しかし、その学習活動の中では、どうしても、理解を深めていくことのできない子どもたちがいます。目の前の学習を解決するための十分な学力をもっていないまま、授業に臨んでいる子どもたち、世間一般にいうグレーゾーンの子どもたちです。まじめに授業に参加していても、理解ができない。学習障害とまでは言い切れないが、学力の遅れは目に見えている。そんな子どもたちです。
そういう子どもたちは得てしておとなしく授業を受けているので特に教師を困らせることはありません。でも学習の理解は深まらず、ほとんど伸びていかないのです。私は、そんな子どもたちの力になりたいと思っています。
生田目
そうですね、「学びなおし」をすることで、「わかった」「できた」を積み重ねることで自信をもって成長する姿、子どもたちが笑顔になっていく姿を見ていると、私自身とても嬉しくなります。それこそが私たちが目標としている、「発達特性のある子どもの就労・自立のファーストステップを担う」ことなのではないかと思います。
また、「学びなおし」と同様に「SST」についても、小学校低学年向け、中・高学年向け、中学生向けといったクラスとイベントでとても充実していますね。
澄井
SSTは、友だちとのコミュニケーションであったり、自分の生活の見直し等を意図的にトレーニングしたりすることで、学びと社会性を育むために大切です。
生田目
実際にSSTの内容を見ていると、子どもたちだけでなく大人にとっても、かなり参考になる内容が多いですね。
澄井
確かに、自分自身には身についているかなとちょっと「ドキッ」とする内容もあるかもしれません。
すばるゼミでは、通常の学習指導の中でもSSTの要素を取り入れています。
単なる学力アップだけでなく、「人と関わる力」「伝える力」「協力する力」を育むことを学習のねらいの一つとして、指導を展開しています。そこにさらに、公認心理師によるSSTをメインにした年間6回の特別クラスと中学生のためのコミュニケーションスキルアップクラス、すばるゼミイベントとして実際の社会やさまざまな体験を通して、社会性やコミュニケーション力を育むプログラムも用意しています。
▲SSTイベント 水族館へ出かけたり、パン屋さん体験をしたり
生田目
通常の授業の中でもSSTが取り入れられているのはとても良いですよね。また、イベントもとても魅力的だと思います。

☆ ☆ ☆

取り組む課題
1. 学びなおしとSSTをめぐる対談のうち、「また、「学びなおし」と同様に」から始まり「プログラムも用意しています。」で終わる部分を、一字一句変えずに書き写しなさい。
2. 学びなおしとSSTについての対談を、最後の発言に続けて書き進めなさい。

提供された情報
☆ ☆ ☆

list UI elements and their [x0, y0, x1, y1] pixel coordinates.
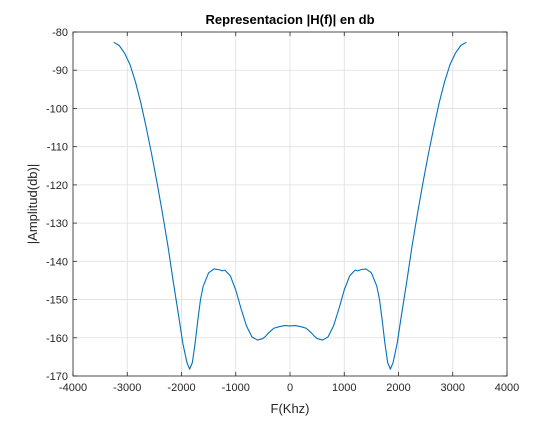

☆ ☆ ☆

最終的な答え
1.
また、「学びなおし」と同様に「SST」についても、小学校低学年向け、中・高学年向け、中学生向けといったクラスとイベントでとても充実していますね。
澄井
SSTは、友だちとのコミュニケーションであったり、自分の生活の見直し等を意図的にトレーニングしたりすることで、学びと社会性を育むために大切です。
生田目
実際にSSTの内容を見ていると、子どもたちだけでなく大人にとっても、かなり参考になる内容が多いですね。
澄井
確かに、自分自身には身についているかなとちょっと「ドキッ」とする内容もあるかもしれません。
すばるゼミでは、通常の学習指導の中でもSSTの要素を取り入れています。
単なる学力アップだけでなく、「人と関わる力」「伝える力」「協力する力」を育むことを学習のねらいの一つとして、指導を展開しています。そこにさらに、公認心理師によるSSTをメインにした年間6回の特別クラスと中学生のためのコミュニケーションスキルアップクラス、すばるゼミイベントとして実際の社会やさまざまな体験を通して、社会性やコミュニケーション力を育むプログラムも用意しています。

2.
イベントは、「楽しみながら学ぶ」ことを大切にしており、仲間と協力したり、新しい人や環境に適応する経験を積んだりすることで、実践的なスキルを自然に身につけていくプログラムですね。この『楽しみながら』ということが重要だと考えています。
澄井
そうですね、ハイキングや職業体験、季節のイベントなど実際の体験を通じて、日常生活や将来の社会生活に役立つスキルを楽しく学べるのが、すばるゼミのイベントSSTの特徴です。
生田目
楽しく学べるという観点で言えば、ゼミ環境もとても充実できたと思います。500冊を超える本が並ぶすばるライブラリーや、オリジナル通貨、ゼミ内の駄菓子屋さんやフリースペースなど、澄井先生らの今までのご経験を活かしたとても素晴らしい環境を整えることができました。
澄井
ありがとうございます。子どもたちが自信と誇りをもって将来に向かって羽ばたいていくために、教育への情熱と子どもたちへの愛情をもって一人ひとりの成長を見守り、支えていきたいと思います。
すばるコレクトでの連載を通して、親子のコミュニケーションが豊かになるお手伝いができれば
生田目
すばるゼミの授業では、澄井先生が長年教育で培ってきた、発達特性のある子どもたちへ学習させるための工夫がちりばめられています。
澄井
今回、この対談記事が掲載される「すばるコレクト(当サイト)」で、「数」と「ことば」の学びに関する連載を書かせていただくことになりました。ご家庭で親子で楽しみながら実践できることを考え、皆さんにお伝えできたらと考えています。
これは、成績のため、テストのために親が勉強を教える、ということではなく普段の生活の中で自然と身につけるため、子どもとのコミュニケーションを豊かにするために活用していただけたらと思っています。
生田目
連載は1年くらい続くそうですね。
澄井
はい、連載を通して、親子のコミュニケーションのきっかけが生まれ、何か新しい気づきや視点が生まれることにつながってほしいと思っています。
滞ることなくしっかり続けていきたいと思いますので、ぜひ皆様にも楽しみにしていただきたいです。
生田目
澄井先生の授業の様子が垣間見られるでしょうから、期待しています!
本日はありがとうございました。
澄井
ありがとうございました。
【プロフィール】
生田目 康道(なまため やすみち)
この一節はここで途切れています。